Consigne 1 -
Répondez aux questions suivantes à partir du texte sur Bpifrance.
(a) Quel organisme Bpifrance remplace-t-il dans la garantie de crédits bancaires ?
(b) Quelles sont les deux formes de crédit export citées ?
(c) Quelles sociétés Bpifrance labelise-t-il ?
Consigne 2 - Extrayez du texte sur Bpifrance le passage allant de « Nous donnons ici » jusqu'à « l’économie et l’emploi. », sans rien y changer.
Consigne 3 - Rédigez la suite du texte sur Bpifrance à partir de l'endroit où il s'arrête.
═══ Texte fourni ═══
Par ailleurs, en matière de soutien à l’innovation, nous proposons différentes solutions : le prêt R&D, le prêt d’amorçage, le Prêt Innovation, le Prêt Nouvelle Industrie etc.
Nous intervenons également en garantie de crédits bancaires en jouant le rôle de l’ex-SOFARIS (note de la rédaction : organisme qui avait été créée pour assurer les risques encourus par les banques ou d’autres organismes). Enfin en matière de soutien à l’export, je peux citer le crédit export (crédit acheteur ou crédit fournisseur), l’assurance prospection, l’assurance export etc. Bpifrance intervient aussi en assurance change. (En cas de contrats signés en devises, ceux-ci sont systématiquement couverts). Voilà nos principales actions en matière de financement mais nous avons également développé un pôle conseil très actif en vue de renforcer notre accompagnement aux PME et ETI, à travers des missions de conseil, de la formation et de la mise en réseau.
Nous donnons ici une dimension humaine à notre soutien à l’économie en offrant aux entreprises une vue à 360°, en les aidant à définir leur stratégie et à revoir leur organisation afin d’accélérer leur développement. Nous allons jusqu’à construire et proposer des plans d’actions qui une fois aboutis peuvent être accompagnés en financement.
Pour être certain de l’efficacité de cette démarche d’accompagnement, nous labelisons les sociétés de conseil qui seront amenées à intervenir auprès des entrepreneurs. L’accès à ces prestations est payant pour les entreprises mais une partie est subventionnée par Bpifrance pour encourager ce type d’accompagnement. Les résultats de ces accompagnements ont prouvé leur efficacité, et ont un impact avéré sur l’économie et l’emploi.
Quelles sont les sources de Bpifrance pour trouver les dossiers de financement ou de participation ?
═══ Extrait de données ═══
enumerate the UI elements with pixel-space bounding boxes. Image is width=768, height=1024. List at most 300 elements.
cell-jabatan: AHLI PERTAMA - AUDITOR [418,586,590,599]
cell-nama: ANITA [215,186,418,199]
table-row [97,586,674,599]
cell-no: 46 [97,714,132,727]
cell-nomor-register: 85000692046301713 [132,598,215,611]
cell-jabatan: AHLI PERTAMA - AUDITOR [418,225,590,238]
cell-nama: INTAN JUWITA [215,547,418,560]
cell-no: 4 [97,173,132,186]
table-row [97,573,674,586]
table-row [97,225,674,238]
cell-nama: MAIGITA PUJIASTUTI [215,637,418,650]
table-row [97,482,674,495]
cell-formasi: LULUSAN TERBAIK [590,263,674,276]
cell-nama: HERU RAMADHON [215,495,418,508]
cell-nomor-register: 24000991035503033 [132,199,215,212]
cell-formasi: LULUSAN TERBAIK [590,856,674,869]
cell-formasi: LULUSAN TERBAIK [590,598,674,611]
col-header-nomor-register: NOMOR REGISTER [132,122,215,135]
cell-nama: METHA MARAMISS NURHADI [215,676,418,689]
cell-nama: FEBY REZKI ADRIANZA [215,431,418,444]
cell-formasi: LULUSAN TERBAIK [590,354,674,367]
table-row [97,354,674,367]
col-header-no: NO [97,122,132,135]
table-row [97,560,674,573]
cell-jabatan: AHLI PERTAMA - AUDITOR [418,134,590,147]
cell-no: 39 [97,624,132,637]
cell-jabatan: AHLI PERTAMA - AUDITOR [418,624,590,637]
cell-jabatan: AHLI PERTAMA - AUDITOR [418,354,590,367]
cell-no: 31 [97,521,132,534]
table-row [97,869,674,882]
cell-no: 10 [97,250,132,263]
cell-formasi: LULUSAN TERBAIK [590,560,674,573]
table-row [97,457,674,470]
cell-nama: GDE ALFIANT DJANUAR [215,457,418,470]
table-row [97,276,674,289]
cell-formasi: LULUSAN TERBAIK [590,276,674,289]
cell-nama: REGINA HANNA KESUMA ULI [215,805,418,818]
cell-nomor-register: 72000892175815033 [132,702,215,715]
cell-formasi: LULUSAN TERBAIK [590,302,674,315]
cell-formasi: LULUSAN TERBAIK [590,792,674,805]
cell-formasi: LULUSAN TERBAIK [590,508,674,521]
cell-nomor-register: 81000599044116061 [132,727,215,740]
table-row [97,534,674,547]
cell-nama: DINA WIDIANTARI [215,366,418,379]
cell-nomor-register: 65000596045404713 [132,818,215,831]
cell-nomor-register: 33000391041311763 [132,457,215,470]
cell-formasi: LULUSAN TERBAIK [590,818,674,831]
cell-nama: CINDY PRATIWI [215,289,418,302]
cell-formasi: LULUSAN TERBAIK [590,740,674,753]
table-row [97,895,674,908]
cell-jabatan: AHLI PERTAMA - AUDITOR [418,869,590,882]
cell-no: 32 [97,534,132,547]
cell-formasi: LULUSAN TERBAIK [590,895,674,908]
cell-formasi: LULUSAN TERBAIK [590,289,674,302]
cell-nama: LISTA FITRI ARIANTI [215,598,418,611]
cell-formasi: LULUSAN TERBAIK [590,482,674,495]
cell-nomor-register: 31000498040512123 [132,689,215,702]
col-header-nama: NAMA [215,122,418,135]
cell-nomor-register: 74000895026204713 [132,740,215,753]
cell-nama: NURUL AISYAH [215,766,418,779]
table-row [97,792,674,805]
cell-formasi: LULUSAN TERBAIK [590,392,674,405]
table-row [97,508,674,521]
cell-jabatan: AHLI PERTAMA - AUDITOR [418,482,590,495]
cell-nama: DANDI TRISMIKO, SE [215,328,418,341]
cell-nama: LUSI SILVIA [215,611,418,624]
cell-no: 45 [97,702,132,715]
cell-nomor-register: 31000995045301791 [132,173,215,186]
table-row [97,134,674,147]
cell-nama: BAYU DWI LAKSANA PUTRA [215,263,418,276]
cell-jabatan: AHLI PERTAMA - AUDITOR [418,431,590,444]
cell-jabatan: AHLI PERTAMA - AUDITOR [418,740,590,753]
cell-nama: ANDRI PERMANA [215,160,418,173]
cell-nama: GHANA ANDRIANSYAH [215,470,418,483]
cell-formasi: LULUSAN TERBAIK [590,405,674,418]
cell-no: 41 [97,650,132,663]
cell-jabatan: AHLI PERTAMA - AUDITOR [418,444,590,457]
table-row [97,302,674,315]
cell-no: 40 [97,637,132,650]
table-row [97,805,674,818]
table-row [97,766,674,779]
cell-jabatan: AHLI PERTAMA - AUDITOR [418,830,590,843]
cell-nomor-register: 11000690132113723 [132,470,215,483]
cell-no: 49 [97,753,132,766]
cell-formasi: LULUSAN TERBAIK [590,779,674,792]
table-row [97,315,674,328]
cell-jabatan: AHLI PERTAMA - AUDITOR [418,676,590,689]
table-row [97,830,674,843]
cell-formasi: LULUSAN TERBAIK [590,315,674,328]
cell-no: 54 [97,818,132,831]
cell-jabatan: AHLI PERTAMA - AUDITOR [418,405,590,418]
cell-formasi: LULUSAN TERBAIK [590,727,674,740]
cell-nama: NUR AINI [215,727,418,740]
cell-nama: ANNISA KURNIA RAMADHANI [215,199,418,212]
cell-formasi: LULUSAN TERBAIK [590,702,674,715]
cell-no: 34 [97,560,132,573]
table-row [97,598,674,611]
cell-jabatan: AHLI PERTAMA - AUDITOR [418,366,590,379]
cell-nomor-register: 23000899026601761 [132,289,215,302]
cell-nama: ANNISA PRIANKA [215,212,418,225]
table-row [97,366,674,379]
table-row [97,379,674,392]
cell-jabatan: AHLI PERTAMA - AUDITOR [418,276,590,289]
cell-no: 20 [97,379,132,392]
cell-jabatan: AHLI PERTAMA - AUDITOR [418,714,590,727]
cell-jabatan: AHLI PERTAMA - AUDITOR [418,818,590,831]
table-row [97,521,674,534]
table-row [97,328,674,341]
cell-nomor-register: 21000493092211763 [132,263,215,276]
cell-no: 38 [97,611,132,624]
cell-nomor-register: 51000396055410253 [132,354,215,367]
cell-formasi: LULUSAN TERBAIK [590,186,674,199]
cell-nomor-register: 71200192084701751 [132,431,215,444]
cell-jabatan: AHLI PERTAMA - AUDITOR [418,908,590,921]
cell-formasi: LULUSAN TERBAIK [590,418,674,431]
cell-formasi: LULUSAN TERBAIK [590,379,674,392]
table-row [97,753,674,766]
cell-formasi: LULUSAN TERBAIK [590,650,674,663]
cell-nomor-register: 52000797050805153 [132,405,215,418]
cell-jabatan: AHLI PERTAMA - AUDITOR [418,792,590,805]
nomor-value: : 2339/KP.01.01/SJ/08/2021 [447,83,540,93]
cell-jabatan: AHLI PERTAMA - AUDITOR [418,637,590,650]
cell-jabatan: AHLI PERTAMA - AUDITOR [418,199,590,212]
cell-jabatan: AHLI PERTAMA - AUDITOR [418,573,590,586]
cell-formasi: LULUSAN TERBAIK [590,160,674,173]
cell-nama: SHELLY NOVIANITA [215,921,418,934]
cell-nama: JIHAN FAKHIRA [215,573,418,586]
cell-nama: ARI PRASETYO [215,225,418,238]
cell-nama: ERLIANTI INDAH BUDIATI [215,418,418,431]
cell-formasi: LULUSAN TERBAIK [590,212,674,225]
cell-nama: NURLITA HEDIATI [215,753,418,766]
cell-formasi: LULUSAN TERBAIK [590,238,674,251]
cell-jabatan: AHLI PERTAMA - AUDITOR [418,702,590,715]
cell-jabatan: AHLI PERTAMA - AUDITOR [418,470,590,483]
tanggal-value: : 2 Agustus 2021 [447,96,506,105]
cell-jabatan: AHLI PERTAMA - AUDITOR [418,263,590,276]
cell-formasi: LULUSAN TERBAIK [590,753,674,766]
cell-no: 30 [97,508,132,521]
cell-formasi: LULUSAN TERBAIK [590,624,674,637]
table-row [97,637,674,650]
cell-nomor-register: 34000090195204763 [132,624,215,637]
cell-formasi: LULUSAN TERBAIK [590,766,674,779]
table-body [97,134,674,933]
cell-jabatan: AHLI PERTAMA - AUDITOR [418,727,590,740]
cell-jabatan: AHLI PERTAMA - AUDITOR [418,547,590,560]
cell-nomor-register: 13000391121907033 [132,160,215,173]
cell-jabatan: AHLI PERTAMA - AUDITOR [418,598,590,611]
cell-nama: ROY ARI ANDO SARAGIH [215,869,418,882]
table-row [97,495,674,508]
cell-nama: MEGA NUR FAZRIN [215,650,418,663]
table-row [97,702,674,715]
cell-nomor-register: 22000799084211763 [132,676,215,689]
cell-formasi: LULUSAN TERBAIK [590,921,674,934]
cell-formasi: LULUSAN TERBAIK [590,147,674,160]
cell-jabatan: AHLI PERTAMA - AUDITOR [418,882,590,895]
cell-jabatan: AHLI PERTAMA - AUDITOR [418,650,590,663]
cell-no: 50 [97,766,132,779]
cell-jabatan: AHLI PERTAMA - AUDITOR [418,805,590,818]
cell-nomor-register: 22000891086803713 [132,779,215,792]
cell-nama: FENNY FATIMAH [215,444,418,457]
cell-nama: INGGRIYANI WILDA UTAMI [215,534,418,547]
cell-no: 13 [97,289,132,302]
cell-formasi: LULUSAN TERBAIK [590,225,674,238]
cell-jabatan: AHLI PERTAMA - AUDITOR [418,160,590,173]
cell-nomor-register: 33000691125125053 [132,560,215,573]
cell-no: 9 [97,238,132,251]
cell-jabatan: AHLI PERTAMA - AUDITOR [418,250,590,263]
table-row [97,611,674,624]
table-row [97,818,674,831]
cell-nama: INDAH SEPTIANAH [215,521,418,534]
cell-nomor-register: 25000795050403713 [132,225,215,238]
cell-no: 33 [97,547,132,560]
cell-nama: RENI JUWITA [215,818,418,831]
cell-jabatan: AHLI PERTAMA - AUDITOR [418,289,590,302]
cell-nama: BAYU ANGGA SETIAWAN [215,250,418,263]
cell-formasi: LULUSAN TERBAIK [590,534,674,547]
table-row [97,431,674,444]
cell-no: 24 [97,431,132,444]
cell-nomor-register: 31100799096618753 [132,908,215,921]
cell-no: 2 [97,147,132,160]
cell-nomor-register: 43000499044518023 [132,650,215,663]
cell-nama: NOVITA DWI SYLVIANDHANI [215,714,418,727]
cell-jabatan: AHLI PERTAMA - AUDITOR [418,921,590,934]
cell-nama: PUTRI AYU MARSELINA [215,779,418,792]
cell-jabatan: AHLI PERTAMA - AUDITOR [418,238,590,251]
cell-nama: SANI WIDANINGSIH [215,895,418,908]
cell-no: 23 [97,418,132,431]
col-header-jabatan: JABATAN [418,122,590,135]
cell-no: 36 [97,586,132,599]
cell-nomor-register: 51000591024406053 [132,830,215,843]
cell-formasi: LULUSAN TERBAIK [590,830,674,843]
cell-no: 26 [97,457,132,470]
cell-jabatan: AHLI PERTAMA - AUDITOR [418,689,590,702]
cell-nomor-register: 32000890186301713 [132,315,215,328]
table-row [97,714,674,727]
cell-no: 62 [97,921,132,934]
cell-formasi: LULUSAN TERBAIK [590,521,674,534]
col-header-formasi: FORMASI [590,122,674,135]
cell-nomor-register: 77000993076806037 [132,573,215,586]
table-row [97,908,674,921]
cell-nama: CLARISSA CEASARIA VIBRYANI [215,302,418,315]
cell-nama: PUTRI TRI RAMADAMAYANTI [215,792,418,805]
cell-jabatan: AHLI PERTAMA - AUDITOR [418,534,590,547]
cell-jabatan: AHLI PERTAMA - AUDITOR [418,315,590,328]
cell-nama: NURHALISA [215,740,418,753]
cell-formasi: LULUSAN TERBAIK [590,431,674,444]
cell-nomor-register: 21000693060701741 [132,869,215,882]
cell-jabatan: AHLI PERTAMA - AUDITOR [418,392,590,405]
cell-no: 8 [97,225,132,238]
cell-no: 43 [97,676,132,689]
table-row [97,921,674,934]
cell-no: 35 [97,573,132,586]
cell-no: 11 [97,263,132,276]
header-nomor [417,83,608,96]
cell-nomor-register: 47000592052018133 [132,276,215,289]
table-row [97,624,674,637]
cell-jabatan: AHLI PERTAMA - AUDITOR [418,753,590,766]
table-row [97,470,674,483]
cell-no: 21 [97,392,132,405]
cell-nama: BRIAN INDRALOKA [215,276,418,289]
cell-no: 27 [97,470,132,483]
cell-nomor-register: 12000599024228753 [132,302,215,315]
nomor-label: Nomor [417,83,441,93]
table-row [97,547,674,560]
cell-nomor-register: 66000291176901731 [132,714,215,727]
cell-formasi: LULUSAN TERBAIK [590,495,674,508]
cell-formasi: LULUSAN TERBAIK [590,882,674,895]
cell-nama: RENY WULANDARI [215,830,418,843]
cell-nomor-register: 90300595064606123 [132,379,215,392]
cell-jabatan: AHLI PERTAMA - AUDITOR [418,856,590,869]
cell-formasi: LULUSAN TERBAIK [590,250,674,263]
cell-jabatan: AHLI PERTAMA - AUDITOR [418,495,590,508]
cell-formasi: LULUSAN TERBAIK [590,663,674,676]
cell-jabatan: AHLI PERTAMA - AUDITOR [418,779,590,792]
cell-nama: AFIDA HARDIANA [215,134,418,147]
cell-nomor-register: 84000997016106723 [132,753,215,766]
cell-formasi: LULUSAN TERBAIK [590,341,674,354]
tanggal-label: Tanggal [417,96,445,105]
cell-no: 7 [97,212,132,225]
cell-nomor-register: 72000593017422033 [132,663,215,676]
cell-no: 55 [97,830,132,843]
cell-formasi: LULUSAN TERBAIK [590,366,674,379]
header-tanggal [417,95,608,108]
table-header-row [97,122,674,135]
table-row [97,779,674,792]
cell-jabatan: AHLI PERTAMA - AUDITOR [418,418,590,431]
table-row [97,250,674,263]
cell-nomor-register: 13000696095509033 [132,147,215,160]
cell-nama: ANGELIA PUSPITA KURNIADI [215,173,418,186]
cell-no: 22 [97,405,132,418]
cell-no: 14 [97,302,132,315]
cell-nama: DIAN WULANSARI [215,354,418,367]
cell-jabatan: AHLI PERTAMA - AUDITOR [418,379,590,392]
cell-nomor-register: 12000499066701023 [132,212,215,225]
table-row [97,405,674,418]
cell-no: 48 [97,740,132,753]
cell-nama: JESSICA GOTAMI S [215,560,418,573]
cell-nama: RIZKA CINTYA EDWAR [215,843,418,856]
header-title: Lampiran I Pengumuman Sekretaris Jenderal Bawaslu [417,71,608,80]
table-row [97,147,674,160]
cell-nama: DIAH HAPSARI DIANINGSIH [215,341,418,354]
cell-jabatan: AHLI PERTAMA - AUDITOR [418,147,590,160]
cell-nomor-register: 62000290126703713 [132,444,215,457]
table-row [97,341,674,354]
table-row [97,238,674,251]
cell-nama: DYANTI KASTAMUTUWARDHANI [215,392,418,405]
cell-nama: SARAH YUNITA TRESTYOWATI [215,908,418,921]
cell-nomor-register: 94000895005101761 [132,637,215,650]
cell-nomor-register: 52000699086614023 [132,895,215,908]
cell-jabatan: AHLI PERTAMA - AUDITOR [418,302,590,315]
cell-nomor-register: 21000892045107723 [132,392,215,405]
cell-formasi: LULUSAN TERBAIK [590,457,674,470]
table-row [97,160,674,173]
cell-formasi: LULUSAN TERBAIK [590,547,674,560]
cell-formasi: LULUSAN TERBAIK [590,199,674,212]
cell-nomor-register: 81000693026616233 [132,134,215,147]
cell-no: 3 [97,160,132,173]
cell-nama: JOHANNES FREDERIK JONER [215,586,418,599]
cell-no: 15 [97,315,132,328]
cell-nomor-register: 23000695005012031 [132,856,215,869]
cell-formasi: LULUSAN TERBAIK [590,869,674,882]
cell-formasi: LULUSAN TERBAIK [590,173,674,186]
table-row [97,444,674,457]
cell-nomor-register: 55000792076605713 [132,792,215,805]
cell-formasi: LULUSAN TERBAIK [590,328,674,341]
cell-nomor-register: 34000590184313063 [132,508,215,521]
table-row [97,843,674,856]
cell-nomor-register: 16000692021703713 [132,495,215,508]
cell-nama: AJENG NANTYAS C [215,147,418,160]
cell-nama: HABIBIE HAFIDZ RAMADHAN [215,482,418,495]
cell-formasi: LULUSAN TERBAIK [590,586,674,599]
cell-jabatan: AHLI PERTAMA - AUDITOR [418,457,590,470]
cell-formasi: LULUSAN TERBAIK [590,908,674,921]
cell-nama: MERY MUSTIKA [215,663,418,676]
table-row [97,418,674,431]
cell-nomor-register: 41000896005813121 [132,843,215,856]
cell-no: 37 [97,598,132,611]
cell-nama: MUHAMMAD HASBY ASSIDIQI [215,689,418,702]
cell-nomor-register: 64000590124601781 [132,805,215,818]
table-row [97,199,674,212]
═══
Réponse rédigée 1 -
(a) L'ex-SOFARIS.
(b) Le crédit acheteur et le crédit fournisseur.
(c) Les sociétés de conseil qui seront amenées à intervenir auprès des entrepreneurs.

Réponse rédigée 2 -
Nous donnons ici une dimension humaine à notre soutien à l’économie en offrant aux entreprises une vue à 360°, en les aidant à définir leur stratégie et à revoir leur organisation afin d’accélérer leur développement. Nous allons jusqu’à construire et proposer des plans d’actions qui une fois aboutis peuvent être accompagnés en financement.
Pour être certain de l’efficacité de cette démarche d’accompagnement, nous labelisons les sociétés de conseil qui seront amenées à intervenir auprès des entrepreneurs. L’accès à ces prestations est payant pour les entreprises mais une partie est subventionnée par Bpifrance pour encourager ce type d’accompagnement. Les résultats de ces accompagnements ont prouvé leur efficacité, et ont un impact avéré sur l’économie et l’emploi.

Réponse rédigée 3 -
Ainsi que je vous l’indiquais, nos implantations sur l’ensemble des régions de France et le porte-à-porte de masse réalisé par les équipes auprès des entreprises nous permet de connaître ce qui se passe au cœur des territoires. Nous sommes également co-financeurs ou co-investisseurs avec des acteurs tels que la Banque des territoires et les collectivités qui sont également des sources pour introduire des dossiers de financement puisque nous ne couvrons pas les mêmes aspects d’un dossier, mais sommes complémentaires. Je précise que Bpifrance, lorsqu’elle prend une participation dans une entreprise, n’a pas vocation à être majoritaire d’où le principe de co-investissement, mais demande nécessairement un siège au conseil d’administration afin d’assurer notamment notre rôle de conseil actif. A la différence de la plupart des fonds d’investissement, nous prenons souvent des participations sur des durées assez longues (7 à 8 ans en moyenne) et espérons toujours sortir avec une plus-value qui est la marque d’une forme du succès de nos interventions.
En 2024, Nous avons injecté environ 9 Md€ de liquidité au profit des entreprises industrielles, dont 800 M€ en private equity.
Bpifrance se positionne parmi l’un des investisseurs les plus actifs du capital investissement en Europe, à travers ses investissements directs, ou par l’intermédiaire de son activité fonds de fond (investissement dans des sociétés de gestion, qui elles-mêmes investissent dans des entreprises).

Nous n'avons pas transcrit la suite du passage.